Stroke patients experienced a significant recovery in motor function and showed increased activation in the ipsilesional primary sensorimotor cortex after 4 weeks of training with a VR system that provided them with implicit feedback about their upper-limb movement (Jang et al., 2005). However, the system also included several other principles. In addition, the provision of KP has been shown to recover impaired movement patterns (Cirstea and Levin, 2007), to reduce learned non-use (Ballester Rubio et al., 2015b), and to lead to longer-lasting recovery effects (Subramanian et al., 2010). A meta-analysis found a beneficial effect for KP on motor function (Molier et al., 2010); however, the effect was based on two studies only.

Modulate Effector Selection

In the acute stage after stroke, patients typically suppress the use of the affected limb due to pain, weakness, or malfunctioning (Taub and Uswatte, 2003). As a consequence, they are prone to overuse the non-paretic limb, and the resulting under-usage of the impaired limb can cause a loss of behavioral and neuronal function (Andrews and Stewart, 1979; Taub et al., 2006). Some authors argue that this compensation strategy, called learned non-use, emerges because the spontaneous use of the paretic limb does not cross a threshold level (Han et al., 2008). Although standard therapy focuses on improving the functionality of the impaired limb, the improvement does not transfer to increased use of the arm for ADLs (Smania et al., 2012; Kwakkel et al., 2015).

Of those therapeutic approaches that were successful in counteracting learned non-use CIMT is the most common and most successful one (Kwakkel et al., 2015). An fMRI study revealed changes in brain activity patterns due to paretic arm use in patients that underwent a 2 weeks CIMT program at home where the non-affected arm was constrained for 90% of the waking time. Increased grip strength in the affected limb correlated significantly with increased fMRI signal change in ipsilesional cortico-cerebellar areas (Johansen-Berg et al., 2002). However, a meta-analysis did not find a pooled effect that forcing the use of the paretic arm alone is effective (Hayward et al., 2014). Other approaches aimed at promoting paretic arm-use through positive reinforcement during bilateral arm training (Ballester Rubio et al., 2016) or through wearable devices (e.g., bracelets) that provide feedback about performance of ADLs (Ballester Rubio et al., 2015a).

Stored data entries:
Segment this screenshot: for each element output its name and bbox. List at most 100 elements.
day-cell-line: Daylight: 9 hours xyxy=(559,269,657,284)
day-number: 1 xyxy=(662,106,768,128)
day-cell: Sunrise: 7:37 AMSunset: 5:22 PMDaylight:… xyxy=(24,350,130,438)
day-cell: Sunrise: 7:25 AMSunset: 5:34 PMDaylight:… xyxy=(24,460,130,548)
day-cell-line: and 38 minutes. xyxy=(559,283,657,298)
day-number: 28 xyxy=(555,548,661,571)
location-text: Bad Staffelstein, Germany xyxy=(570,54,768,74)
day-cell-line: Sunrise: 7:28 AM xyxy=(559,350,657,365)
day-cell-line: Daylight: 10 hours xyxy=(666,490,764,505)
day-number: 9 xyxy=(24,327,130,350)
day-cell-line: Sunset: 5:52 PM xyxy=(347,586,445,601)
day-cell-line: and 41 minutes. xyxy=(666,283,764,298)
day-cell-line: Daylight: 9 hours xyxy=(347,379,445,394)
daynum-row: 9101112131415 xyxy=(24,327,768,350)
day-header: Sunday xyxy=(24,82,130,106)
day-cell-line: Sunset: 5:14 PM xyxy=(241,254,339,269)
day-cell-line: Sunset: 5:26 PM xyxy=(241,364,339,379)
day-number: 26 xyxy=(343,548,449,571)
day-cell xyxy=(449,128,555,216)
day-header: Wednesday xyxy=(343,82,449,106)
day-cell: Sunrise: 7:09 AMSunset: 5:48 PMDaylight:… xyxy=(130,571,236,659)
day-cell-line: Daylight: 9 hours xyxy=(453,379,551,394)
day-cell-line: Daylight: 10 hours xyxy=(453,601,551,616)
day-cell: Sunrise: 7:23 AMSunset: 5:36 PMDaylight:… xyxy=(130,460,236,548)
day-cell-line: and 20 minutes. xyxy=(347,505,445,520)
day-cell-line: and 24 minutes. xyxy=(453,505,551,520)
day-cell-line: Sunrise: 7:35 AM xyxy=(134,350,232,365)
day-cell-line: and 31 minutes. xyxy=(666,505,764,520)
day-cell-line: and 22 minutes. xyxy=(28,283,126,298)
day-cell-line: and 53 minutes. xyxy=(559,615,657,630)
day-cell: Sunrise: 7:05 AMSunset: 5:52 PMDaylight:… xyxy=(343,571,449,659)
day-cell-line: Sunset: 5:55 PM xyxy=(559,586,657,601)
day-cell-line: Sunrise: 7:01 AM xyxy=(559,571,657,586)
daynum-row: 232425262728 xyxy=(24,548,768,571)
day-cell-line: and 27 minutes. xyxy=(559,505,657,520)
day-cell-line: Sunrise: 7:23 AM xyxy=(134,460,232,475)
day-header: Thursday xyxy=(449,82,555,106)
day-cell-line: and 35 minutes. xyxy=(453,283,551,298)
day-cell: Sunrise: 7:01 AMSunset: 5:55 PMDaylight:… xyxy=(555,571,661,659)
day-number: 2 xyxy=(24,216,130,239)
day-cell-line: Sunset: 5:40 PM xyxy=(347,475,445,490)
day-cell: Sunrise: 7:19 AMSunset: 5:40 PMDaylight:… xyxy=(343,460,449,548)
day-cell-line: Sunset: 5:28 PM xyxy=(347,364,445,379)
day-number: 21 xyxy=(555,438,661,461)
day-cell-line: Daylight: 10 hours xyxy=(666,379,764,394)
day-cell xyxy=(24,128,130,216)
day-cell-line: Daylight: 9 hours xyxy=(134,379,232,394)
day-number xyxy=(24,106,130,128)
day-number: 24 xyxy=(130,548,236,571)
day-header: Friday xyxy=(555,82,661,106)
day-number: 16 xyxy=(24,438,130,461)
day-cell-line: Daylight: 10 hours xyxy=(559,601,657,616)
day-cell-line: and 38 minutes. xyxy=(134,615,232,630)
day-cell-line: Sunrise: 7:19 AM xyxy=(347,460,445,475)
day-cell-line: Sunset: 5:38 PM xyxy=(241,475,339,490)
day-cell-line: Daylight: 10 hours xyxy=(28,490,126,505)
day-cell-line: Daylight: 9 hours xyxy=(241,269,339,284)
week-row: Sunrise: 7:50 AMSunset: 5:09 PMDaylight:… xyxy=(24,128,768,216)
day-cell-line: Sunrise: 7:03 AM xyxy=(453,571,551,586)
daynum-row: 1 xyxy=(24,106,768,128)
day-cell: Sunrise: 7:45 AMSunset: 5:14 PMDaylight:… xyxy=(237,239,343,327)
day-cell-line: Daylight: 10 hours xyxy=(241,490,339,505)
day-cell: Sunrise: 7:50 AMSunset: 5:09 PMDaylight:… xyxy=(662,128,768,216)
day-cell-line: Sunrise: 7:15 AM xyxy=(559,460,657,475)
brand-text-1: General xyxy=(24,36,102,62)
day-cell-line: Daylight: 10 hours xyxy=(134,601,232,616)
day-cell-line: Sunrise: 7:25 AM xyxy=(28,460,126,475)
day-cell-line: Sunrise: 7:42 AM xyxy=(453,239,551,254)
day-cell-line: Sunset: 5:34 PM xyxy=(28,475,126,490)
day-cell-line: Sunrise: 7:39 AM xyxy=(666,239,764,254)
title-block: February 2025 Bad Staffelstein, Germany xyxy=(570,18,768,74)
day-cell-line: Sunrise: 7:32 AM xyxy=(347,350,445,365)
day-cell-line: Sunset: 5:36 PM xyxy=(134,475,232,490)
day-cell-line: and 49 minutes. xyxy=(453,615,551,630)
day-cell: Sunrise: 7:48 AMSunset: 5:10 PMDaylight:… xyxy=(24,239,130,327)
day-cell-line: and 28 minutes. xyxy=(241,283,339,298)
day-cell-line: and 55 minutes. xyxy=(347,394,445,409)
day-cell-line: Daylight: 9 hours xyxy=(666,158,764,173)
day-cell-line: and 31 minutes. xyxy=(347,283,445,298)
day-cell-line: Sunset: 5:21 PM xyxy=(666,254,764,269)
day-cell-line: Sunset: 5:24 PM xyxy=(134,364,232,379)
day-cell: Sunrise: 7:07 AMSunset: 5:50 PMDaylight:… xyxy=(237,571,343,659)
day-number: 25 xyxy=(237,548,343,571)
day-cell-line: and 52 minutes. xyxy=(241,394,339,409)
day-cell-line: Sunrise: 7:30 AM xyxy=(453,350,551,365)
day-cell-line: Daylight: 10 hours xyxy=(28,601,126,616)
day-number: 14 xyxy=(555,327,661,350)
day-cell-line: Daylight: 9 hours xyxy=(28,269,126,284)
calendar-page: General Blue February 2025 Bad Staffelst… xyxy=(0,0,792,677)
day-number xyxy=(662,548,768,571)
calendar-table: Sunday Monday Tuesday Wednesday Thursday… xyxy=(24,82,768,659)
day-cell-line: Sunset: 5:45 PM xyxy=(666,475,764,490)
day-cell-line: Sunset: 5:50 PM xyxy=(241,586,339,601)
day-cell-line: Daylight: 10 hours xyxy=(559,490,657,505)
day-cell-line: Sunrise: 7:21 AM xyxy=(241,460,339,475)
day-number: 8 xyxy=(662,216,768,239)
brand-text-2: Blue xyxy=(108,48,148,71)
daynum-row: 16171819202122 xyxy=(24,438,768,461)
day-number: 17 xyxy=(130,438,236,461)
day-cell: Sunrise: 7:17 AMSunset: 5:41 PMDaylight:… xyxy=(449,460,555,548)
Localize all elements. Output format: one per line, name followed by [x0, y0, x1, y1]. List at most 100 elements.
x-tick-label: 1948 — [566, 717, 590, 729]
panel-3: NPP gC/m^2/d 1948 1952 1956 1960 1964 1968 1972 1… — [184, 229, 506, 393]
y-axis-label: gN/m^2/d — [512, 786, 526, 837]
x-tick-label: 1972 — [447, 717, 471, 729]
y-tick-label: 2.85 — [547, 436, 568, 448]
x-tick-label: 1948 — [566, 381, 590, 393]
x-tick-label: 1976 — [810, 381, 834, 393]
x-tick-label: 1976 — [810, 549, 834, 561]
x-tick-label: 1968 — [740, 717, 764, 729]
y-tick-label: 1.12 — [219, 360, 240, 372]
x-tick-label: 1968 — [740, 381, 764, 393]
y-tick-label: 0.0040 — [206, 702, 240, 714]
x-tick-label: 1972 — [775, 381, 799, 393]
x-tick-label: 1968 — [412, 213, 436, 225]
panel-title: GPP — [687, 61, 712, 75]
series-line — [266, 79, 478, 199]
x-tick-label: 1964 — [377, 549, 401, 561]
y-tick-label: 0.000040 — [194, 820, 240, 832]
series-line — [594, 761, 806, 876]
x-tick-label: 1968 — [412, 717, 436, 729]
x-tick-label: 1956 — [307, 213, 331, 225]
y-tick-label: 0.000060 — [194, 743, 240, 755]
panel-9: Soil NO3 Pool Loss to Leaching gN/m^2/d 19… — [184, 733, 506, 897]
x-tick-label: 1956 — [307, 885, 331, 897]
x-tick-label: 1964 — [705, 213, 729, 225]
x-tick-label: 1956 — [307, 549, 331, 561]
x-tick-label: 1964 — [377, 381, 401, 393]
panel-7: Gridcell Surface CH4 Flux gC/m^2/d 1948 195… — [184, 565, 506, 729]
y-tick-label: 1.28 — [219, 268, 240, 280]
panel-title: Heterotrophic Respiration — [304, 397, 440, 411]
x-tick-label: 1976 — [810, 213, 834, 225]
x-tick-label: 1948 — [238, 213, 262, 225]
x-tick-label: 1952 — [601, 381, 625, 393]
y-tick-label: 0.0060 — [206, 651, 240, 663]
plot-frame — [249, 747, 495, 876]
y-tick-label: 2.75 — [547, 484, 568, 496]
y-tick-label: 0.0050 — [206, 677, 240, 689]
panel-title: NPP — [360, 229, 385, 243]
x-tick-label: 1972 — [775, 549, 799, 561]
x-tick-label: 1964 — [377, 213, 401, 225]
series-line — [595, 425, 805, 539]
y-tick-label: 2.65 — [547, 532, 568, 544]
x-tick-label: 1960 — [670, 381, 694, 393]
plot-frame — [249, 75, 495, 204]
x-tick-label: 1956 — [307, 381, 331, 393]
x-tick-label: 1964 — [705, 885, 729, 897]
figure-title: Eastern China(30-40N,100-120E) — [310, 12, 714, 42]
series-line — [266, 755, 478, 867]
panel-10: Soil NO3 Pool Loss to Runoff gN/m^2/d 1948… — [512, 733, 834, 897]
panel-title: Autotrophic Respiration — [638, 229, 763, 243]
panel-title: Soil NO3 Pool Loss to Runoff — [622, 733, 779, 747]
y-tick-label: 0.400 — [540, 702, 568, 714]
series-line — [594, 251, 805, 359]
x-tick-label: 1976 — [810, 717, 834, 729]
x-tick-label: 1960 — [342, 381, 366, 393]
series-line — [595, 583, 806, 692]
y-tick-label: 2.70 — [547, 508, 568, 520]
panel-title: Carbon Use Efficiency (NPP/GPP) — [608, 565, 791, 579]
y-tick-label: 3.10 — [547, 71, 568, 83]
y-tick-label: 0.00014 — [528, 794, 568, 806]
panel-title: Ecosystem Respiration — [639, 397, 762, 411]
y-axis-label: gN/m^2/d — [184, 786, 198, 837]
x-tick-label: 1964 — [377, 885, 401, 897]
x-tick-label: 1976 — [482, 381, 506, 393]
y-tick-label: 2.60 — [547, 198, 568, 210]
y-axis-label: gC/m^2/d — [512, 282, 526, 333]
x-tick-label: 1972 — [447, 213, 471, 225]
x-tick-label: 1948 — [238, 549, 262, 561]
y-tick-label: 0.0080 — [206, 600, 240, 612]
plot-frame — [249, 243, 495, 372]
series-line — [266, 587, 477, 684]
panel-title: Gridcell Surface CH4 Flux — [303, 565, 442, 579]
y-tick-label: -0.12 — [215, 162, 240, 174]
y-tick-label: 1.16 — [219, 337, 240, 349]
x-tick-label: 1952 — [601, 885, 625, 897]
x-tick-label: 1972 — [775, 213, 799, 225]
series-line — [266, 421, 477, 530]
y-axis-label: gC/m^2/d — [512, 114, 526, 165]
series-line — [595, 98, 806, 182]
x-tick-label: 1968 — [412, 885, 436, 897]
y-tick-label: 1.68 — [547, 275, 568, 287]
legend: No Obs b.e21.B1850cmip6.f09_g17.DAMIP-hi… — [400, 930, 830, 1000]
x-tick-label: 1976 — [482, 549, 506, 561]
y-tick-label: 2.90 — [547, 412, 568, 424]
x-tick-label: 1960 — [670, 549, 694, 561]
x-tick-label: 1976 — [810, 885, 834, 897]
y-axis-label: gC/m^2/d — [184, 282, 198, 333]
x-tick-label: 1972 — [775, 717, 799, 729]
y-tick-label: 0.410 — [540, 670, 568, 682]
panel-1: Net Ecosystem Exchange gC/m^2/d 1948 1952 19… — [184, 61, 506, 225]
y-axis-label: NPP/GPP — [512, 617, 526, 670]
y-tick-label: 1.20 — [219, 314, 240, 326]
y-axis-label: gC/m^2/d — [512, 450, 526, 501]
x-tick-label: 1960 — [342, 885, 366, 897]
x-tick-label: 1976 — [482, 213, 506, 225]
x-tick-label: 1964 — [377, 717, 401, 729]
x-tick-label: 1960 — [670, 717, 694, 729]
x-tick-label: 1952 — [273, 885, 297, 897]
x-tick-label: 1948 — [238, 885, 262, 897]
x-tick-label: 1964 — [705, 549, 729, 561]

## Work task 1
Copy the stroke rehabilitation text word for word, from "Modulate Effector Selection" to "2012; Kwakkel et al., 2015).".
## Work task 2
List every citation that appears in the first paragraph of the stroke rehabilitation text.

## Answer 1
Modulate Effector Selection

In the acute stage after stroke, patients typically suppress the use of the affected limb due to pain, weakness, or malfunctioning (Taub and Uswatte, 2003). As a consequence, they are prone to overuse the non-paretic limb, and the resulting under-usage of the impaired limb can cause a loss of behavioral and neuronal function (Andrews and Stewart, 1979; Taub et al., 2006). Some authors argue that this compensation strategy, called learned non-use, emerges because the spontaneous use of the paretic limb does not cross a threshold level (Han et al., 2008). Although standard therapy focuses on improving the functionality of the impaired limb, the improvement does not transfer to increased use of the arm for ADLs (Smania et al., 2012; Kwakkel et al., 2015).

## Answer 2
- Jang et al., 2005
- Cirstea and Levin, 2007
- Ballester Rubio et al., 2015b
- Subramanian et al., 2010
- Molier et al., 2010